**Given exercise:** Select the lines below containing the word "color".
** start Rows **
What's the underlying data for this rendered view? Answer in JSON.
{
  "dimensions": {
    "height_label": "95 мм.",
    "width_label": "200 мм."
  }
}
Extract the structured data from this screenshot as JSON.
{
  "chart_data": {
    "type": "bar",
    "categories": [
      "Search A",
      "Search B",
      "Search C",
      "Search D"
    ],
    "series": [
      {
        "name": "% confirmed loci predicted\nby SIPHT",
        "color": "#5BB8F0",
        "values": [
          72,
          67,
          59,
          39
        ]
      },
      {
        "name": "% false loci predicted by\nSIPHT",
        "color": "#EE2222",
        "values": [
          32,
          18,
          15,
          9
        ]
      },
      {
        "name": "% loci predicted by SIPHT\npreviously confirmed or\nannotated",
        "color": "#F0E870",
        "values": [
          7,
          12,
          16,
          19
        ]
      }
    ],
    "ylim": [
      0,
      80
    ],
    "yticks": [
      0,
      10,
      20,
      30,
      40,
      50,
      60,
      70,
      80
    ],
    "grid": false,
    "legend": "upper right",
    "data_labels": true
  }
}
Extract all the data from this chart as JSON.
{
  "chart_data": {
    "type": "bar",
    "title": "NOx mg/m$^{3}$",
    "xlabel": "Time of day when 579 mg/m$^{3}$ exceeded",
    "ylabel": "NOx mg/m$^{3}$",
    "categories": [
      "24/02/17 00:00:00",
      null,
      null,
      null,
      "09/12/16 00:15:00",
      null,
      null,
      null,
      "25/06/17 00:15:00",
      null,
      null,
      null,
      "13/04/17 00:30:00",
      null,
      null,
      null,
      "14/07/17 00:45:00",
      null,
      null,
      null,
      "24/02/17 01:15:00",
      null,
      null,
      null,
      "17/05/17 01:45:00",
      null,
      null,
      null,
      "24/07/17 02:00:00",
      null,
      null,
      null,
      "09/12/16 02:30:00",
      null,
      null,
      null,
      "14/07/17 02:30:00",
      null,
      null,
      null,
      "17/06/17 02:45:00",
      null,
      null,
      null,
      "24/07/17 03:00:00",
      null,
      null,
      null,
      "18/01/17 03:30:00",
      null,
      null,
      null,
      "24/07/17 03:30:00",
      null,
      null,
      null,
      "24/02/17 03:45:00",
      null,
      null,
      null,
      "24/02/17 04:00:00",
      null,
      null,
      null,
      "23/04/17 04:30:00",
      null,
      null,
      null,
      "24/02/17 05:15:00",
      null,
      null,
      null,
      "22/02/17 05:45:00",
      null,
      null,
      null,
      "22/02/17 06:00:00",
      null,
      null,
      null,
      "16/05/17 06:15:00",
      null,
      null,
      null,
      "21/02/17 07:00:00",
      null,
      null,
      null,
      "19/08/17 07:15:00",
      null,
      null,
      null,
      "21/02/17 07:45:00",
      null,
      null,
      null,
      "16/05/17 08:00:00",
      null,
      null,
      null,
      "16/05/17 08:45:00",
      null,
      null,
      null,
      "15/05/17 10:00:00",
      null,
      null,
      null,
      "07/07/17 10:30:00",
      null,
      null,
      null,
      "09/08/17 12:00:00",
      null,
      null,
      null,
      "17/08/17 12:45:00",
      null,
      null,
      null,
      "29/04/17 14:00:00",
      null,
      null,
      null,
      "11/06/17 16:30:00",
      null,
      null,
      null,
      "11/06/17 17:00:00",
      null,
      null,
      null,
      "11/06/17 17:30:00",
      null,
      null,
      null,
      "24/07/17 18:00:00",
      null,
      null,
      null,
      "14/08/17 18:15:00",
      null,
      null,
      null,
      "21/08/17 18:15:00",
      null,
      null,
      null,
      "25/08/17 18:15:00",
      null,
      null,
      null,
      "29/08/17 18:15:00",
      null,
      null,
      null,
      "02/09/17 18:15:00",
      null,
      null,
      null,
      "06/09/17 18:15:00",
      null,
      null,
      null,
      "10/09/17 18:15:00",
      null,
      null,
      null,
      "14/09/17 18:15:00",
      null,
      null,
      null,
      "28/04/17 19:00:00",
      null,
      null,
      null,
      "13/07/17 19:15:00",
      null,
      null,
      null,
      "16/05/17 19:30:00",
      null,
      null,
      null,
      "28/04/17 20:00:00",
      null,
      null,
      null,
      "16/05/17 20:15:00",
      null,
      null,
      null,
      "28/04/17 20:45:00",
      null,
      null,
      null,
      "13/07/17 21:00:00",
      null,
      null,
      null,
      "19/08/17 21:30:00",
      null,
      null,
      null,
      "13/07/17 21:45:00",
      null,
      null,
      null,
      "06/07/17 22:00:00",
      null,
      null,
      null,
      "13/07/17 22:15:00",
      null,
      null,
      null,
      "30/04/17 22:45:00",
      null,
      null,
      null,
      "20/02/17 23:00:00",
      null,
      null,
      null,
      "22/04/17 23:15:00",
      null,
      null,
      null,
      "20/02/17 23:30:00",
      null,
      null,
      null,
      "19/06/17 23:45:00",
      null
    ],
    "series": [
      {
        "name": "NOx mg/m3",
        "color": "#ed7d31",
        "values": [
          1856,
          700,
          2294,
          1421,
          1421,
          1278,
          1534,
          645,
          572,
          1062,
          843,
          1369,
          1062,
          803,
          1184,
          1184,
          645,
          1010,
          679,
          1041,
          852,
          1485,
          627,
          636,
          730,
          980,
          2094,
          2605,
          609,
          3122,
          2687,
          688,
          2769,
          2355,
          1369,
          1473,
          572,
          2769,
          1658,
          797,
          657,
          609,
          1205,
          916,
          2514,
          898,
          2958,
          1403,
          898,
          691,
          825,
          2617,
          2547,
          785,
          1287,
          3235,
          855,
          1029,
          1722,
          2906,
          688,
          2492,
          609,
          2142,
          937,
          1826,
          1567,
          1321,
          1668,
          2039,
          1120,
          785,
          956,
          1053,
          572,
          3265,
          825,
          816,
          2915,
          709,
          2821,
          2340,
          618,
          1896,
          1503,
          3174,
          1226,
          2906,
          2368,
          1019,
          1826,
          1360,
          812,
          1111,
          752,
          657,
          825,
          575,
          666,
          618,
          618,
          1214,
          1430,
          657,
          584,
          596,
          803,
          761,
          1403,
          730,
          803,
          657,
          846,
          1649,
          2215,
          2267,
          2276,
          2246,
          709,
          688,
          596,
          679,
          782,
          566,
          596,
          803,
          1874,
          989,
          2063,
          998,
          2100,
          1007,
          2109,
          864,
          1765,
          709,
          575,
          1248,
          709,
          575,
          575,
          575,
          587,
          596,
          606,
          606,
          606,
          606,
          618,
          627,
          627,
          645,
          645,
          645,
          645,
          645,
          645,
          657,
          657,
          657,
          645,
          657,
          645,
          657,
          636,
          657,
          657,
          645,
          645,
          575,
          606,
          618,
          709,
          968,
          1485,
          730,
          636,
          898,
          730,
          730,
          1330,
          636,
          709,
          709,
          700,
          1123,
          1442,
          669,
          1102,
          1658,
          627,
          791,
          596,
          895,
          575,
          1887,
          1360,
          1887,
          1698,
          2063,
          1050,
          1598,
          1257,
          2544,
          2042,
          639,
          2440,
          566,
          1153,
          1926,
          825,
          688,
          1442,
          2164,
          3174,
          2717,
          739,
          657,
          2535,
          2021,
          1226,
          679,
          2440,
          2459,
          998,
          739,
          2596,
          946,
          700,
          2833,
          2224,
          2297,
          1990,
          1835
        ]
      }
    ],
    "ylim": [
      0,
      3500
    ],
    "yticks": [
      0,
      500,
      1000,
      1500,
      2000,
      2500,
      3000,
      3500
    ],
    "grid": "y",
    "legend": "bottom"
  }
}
** end Rows **
**Reply to the exercise:**
        "color": "#5BB8F0",
        "color": "#EE2222",
        "color": "#F0E870",
        "color": "#ed7d31",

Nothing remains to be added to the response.